## start Excerpted records
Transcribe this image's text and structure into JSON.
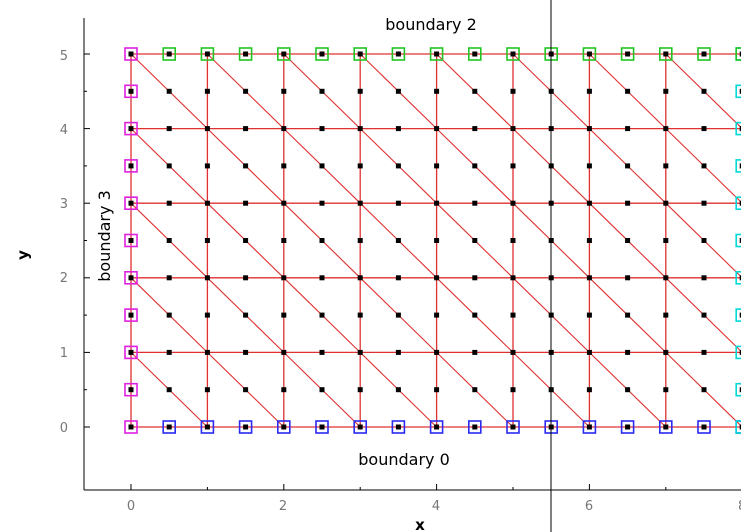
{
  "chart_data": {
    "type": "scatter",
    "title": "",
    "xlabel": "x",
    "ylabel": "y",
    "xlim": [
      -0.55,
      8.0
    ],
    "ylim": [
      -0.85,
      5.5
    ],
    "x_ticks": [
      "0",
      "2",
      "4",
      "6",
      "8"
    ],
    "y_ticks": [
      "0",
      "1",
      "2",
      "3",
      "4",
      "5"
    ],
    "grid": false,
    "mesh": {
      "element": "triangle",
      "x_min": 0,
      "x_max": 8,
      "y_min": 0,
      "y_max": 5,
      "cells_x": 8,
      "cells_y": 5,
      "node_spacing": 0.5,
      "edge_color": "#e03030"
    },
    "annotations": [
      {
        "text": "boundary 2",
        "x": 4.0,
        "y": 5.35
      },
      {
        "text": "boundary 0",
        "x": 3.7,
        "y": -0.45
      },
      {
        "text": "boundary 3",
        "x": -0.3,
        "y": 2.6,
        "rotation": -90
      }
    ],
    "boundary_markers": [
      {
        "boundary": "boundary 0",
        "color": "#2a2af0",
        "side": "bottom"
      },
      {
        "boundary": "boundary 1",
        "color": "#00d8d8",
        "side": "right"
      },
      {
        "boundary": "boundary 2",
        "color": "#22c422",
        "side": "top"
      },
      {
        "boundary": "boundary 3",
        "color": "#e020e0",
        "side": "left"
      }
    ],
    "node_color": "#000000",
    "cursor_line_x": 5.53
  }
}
## end Excerpted records
## start Excerpted records
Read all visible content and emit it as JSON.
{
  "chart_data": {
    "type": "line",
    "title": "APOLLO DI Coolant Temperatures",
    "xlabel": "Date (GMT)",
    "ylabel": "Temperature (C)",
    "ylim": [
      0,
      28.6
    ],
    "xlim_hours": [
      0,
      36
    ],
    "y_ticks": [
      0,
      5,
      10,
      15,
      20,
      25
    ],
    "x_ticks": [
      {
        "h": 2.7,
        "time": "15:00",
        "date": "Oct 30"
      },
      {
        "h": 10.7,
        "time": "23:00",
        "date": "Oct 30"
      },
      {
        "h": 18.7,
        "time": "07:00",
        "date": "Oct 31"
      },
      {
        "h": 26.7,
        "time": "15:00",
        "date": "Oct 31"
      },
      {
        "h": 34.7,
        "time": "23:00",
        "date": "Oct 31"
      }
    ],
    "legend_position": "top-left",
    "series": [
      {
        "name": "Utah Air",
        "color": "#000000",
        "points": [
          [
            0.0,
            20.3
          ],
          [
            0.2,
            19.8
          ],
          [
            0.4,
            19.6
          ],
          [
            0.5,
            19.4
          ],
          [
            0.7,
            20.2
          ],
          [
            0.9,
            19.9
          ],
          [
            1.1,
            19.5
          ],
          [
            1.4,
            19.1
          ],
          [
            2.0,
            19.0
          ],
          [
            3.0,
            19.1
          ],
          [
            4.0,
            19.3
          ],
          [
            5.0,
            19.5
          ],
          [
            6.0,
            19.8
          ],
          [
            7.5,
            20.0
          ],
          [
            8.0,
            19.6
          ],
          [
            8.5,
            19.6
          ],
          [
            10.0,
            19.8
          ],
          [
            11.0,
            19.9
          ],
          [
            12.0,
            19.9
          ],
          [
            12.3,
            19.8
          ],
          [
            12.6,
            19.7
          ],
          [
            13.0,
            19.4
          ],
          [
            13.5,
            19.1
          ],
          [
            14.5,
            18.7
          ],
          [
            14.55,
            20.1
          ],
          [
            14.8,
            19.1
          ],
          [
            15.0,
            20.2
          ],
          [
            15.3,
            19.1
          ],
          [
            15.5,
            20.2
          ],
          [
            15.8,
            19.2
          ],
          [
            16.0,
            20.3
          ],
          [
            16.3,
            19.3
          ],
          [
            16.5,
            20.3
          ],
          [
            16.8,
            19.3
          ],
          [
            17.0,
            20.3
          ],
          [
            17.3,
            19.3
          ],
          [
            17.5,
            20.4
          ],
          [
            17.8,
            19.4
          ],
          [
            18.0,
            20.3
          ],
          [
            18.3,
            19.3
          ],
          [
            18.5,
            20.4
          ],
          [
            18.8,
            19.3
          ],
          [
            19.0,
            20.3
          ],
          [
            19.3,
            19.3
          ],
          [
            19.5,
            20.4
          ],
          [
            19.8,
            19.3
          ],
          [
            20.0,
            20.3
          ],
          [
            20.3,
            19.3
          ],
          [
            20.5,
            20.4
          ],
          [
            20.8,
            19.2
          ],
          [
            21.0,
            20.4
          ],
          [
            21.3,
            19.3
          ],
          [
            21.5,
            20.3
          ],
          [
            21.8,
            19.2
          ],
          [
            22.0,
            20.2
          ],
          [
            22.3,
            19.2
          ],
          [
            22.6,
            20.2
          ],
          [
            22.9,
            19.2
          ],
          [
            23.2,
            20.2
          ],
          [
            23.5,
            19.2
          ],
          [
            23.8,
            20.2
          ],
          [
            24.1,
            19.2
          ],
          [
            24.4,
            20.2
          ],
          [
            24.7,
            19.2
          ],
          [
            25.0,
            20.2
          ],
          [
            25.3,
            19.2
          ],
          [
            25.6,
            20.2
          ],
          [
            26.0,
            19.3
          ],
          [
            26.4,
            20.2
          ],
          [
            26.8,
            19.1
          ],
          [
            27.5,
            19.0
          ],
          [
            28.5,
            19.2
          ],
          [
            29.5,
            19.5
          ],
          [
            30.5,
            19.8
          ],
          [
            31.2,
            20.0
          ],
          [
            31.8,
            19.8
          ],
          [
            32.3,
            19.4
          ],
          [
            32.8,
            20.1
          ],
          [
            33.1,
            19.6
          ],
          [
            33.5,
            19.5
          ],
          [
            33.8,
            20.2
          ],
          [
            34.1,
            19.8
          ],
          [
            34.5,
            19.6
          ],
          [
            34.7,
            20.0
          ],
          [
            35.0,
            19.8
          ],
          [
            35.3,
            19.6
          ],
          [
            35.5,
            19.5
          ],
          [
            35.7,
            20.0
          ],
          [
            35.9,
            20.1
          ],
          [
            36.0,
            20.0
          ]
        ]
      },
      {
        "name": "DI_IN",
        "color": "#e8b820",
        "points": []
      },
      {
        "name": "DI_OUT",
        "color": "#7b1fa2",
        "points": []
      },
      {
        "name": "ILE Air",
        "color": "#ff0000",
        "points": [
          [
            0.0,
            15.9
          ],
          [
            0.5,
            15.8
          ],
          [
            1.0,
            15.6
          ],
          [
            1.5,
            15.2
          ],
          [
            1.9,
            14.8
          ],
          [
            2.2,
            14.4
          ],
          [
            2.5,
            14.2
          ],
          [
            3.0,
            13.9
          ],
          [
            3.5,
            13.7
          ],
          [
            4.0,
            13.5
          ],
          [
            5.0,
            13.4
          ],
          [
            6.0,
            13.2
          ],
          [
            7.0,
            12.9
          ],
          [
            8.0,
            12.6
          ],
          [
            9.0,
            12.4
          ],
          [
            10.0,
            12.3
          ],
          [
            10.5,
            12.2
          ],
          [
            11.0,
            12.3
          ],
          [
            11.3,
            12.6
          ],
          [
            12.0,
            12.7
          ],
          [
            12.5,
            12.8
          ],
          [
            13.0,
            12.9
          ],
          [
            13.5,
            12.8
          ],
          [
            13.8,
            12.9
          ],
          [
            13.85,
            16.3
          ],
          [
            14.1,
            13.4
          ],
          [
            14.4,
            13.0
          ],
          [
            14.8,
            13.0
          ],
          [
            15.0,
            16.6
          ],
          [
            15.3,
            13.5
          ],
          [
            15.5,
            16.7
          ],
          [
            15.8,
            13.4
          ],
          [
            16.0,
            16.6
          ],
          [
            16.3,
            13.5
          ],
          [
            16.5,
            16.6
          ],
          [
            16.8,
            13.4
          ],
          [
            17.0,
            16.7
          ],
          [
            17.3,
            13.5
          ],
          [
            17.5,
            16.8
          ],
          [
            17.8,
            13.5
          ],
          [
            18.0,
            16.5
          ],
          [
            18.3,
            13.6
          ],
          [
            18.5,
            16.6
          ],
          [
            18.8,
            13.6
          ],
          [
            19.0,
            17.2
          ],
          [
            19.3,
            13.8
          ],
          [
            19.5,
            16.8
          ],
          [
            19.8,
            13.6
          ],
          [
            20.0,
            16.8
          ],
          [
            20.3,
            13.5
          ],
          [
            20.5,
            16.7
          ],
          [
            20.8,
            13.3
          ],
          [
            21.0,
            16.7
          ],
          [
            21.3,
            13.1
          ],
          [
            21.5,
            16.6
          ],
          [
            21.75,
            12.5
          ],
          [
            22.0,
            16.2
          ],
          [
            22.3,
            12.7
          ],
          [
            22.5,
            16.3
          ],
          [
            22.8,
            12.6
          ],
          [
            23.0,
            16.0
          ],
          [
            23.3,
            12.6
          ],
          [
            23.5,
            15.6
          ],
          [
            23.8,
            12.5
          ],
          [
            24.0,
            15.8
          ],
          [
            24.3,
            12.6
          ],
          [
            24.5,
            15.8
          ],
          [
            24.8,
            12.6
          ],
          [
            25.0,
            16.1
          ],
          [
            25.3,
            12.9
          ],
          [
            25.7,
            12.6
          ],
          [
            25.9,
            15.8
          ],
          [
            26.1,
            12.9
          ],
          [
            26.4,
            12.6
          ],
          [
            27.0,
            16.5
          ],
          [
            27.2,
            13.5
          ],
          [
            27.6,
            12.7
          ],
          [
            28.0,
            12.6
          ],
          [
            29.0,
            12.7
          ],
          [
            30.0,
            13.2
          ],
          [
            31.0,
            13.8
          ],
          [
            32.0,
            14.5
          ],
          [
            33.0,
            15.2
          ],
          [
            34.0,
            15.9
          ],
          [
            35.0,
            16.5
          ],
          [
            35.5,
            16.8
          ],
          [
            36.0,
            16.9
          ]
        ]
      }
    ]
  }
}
## end Excerpted records
**Problem details:** Write out each line of the data that holds the string "JSON".

**Reply:**
Transcribe this image's text and structure into JSON.
Read all visible content and emit it as JSON.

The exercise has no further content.